▽

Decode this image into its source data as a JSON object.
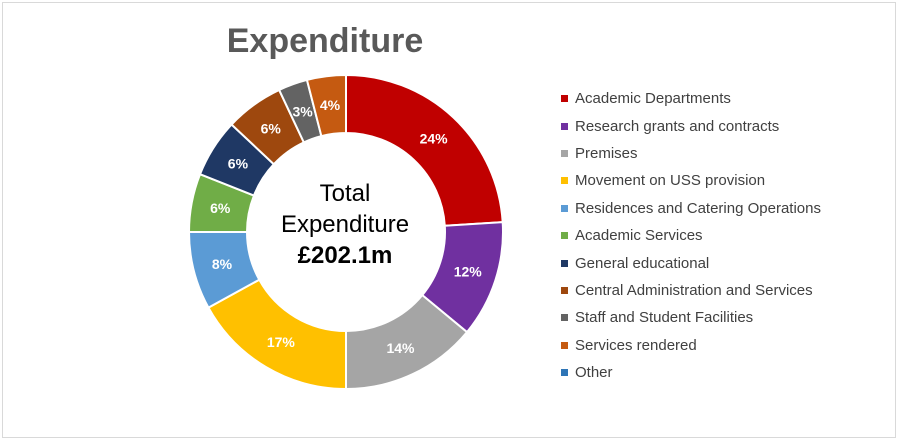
{
  "chart_data": {
    "type": "pie",
    "title": "Expenditure",
    "center_label": {
      "line1": "Total",
      "line2": "Expenditure",
      "value": "£202.1m"
    },
    "slices": [
      {
        "name": "Academic Departments",
        "value": 24,
        "label": "24%",
        "color": "#c00000"
      },
      {
        "name": "Research grants and contracts",
        "value": 12,
        "label": "12%",
        "color": "#7030a0"
      },
      {
        "name": "Premises",
        "value": 14,
        "label": "14%",
        "color": "#a5a5a5"
      },
      {
        "name": "Movement on USS provision",
        "value": 17,
        "label": "17%",
        "color": "#ffc000"
      },
      {
        "name": "Residences and Catering Operations",
        "value": 8,
        "label": "8%",
        "color": "#5b9bd5"
      },
      {
        "name": "Academic Services",
        "value": 6,
        "label": "6%",
        "color": "#70ad47"
      },
      {
        "name": "General educational",
        "value": 6,
        "label": "6%",
        "color": "#1f3864"
      },
      {
        "name": "Central Administration and Services",
        "value": 6,
        "label": "6%",
        "color": "#9e480e"
      },
      {
        "name": "Staff and Student Facilities",
        "value": 3,
        "label": "3%",
        "color": "#636363"
      },
      {
        "name": "Services rendered",
        "value": 4,
        "label": "4%",
        "color": "#c55a11"
      },
      {
        "name": "Other",
        "value": 0,
        "label": "0%",
        "color": "#2e75b6"
      }
    ],
    "legend_position": "right"
  }
}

△

YOUR INSTRUCTIONS: Drop the pictures and reproduce the rest of the entries above exactly.

ANSWER:
Decode this image into its source data as a JSON object.
{
  "chart_data": {
    "type": "pie",
    "title": "Expenditure",
    "center_label": {
      "line1": "Total",
      "line2": "Expenditure",
      "value": "£202.1m"
    },
    "slices": [
      {
        "name": "Academic Departments",
        "value": 24,
        "label": "24%",
        "color": "#c00000"
      },
      {
        "name": "Research grants and contracts",
        "value": 12,
        "label": "12%",
        "color": "#7030a0"
      },
      {
        "name": "Premises",
        "value": 14,
        "label": "14%",
        "color": "#a5a5a5"
      },
      {
        "name": "Movement on USS provision",
        "value": 17,
        "label": "17%",
        "color": "#ffc000"
      },
      {
        "name": "Residences and Catering Operations",
        "value": 8,
        "label": "8%",
        "color": "#5b9bd5"
      },
      {
        "name": "Academic Services",
        "value": 6,
        "label": "6%",
        "color": "#70ad47"
      },
      {
        "name": "General educational",
        "value": 6,
        "label": "6%",
        "color": "#1f3864"
      },
      {
        "name": "Central Administration and Services",
        "value": 6,
        "label": "6%",
        "color": "#9e480e"
      },
      {
        "name": "Staff and Student Facilities",
        "value": 3,
        "label": "3%",
        "color": "#636363"
      },
      {
        "name": "Services rendered",
        "value": 4,
        "label": "4%",
        "color": "#c55a11"
      },
      {
        "name": "Other",
        "value": 0,
        "label": "0%",
        "color": "#2e75b6"
      }
    ],
    "legend_position": "right"
  }
}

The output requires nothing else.